## Data shown
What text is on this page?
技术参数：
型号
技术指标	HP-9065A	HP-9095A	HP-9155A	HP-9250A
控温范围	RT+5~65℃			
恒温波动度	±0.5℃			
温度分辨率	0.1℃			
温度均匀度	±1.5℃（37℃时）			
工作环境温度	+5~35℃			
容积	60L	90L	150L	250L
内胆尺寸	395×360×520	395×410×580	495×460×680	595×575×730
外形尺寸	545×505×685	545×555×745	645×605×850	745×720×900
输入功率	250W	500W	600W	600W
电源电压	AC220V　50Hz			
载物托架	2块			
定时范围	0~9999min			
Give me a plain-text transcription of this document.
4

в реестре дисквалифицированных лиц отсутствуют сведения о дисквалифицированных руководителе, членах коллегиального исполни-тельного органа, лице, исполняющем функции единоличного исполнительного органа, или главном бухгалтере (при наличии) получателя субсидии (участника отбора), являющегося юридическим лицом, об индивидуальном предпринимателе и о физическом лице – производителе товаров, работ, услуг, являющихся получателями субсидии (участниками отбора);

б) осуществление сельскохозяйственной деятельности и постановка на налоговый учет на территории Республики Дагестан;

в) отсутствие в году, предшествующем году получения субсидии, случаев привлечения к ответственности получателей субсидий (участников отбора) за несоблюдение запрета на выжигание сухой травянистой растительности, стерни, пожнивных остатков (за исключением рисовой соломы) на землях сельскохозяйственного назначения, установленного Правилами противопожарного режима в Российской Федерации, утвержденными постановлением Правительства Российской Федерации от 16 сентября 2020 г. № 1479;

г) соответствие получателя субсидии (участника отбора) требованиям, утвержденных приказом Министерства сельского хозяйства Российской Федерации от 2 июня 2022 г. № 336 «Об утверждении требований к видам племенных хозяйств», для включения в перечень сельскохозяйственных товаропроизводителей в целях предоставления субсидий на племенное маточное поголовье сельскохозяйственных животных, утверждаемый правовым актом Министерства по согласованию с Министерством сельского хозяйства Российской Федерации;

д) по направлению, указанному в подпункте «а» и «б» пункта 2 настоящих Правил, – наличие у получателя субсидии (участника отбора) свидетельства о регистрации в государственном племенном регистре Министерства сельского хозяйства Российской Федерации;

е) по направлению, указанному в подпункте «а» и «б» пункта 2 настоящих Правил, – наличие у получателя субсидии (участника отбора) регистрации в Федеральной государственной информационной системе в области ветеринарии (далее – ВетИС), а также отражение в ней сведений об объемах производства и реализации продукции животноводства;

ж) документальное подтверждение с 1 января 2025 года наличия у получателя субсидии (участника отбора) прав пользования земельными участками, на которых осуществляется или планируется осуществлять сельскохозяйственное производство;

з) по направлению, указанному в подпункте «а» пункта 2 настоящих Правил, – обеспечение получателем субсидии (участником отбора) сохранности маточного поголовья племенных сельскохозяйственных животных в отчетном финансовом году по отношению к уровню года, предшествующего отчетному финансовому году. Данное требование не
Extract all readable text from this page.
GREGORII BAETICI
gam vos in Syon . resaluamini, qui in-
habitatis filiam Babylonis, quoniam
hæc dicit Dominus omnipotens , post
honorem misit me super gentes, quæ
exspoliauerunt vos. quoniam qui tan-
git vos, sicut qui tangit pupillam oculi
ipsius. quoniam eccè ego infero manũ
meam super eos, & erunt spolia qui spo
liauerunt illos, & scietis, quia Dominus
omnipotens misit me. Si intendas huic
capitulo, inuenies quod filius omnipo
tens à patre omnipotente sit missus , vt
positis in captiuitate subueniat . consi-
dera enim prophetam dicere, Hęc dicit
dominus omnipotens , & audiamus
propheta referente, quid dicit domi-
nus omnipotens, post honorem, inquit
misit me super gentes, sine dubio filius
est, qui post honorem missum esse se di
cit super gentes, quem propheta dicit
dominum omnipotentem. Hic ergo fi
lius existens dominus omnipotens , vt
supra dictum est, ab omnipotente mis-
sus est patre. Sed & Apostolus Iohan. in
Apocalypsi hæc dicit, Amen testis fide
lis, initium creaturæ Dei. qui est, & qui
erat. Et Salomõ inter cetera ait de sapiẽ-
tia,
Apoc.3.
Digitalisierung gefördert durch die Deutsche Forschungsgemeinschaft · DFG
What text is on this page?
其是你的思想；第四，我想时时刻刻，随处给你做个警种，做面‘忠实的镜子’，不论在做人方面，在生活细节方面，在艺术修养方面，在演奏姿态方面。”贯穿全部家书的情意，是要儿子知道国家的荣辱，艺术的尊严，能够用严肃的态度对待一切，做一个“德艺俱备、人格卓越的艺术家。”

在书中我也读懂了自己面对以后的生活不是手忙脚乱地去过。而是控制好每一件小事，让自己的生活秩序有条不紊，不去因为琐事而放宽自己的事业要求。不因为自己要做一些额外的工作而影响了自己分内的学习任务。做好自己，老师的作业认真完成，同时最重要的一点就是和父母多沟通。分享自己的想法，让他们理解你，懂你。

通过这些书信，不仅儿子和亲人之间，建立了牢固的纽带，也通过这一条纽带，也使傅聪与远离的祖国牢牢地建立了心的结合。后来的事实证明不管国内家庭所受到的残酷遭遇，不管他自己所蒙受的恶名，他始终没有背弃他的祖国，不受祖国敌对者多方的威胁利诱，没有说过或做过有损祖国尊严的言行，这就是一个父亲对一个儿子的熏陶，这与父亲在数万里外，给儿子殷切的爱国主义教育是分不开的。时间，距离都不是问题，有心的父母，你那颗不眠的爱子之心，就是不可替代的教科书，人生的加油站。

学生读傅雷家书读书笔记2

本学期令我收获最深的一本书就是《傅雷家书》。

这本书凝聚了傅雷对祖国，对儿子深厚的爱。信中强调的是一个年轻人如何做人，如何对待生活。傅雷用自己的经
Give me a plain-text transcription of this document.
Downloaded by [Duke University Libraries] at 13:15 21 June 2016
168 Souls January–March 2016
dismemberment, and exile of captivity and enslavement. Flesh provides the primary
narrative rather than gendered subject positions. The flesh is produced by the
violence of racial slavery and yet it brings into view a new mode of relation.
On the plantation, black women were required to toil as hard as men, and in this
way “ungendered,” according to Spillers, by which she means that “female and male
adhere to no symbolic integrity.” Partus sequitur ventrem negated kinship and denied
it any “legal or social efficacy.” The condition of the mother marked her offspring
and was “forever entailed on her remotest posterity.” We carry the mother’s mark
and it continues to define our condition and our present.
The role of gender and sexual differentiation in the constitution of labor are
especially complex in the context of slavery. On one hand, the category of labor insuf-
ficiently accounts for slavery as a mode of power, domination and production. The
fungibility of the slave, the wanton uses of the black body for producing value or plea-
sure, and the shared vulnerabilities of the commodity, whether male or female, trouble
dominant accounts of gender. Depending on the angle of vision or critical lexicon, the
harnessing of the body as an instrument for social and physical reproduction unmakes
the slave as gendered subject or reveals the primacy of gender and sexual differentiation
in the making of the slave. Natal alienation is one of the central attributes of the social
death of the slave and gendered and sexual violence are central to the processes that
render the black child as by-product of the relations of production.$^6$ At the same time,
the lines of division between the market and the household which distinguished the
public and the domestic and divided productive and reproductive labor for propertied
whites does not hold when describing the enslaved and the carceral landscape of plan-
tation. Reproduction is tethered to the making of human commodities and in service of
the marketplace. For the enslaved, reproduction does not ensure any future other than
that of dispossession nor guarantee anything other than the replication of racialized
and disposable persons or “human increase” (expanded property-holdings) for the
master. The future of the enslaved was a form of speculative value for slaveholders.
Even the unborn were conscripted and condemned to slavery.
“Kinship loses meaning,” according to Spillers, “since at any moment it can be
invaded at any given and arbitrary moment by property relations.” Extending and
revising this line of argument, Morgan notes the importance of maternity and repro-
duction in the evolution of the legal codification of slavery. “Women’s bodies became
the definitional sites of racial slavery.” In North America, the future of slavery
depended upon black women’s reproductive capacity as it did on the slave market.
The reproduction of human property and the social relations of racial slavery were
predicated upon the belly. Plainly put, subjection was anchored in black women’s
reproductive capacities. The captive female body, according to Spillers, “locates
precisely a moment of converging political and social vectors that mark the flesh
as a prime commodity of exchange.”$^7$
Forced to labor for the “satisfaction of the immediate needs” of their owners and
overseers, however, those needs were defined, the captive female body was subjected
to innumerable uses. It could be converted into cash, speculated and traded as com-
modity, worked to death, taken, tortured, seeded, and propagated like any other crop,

## Written exercise
Look through the entries above and report the number of lines that contain "omnipotens". Write only the number.

## Task solution
5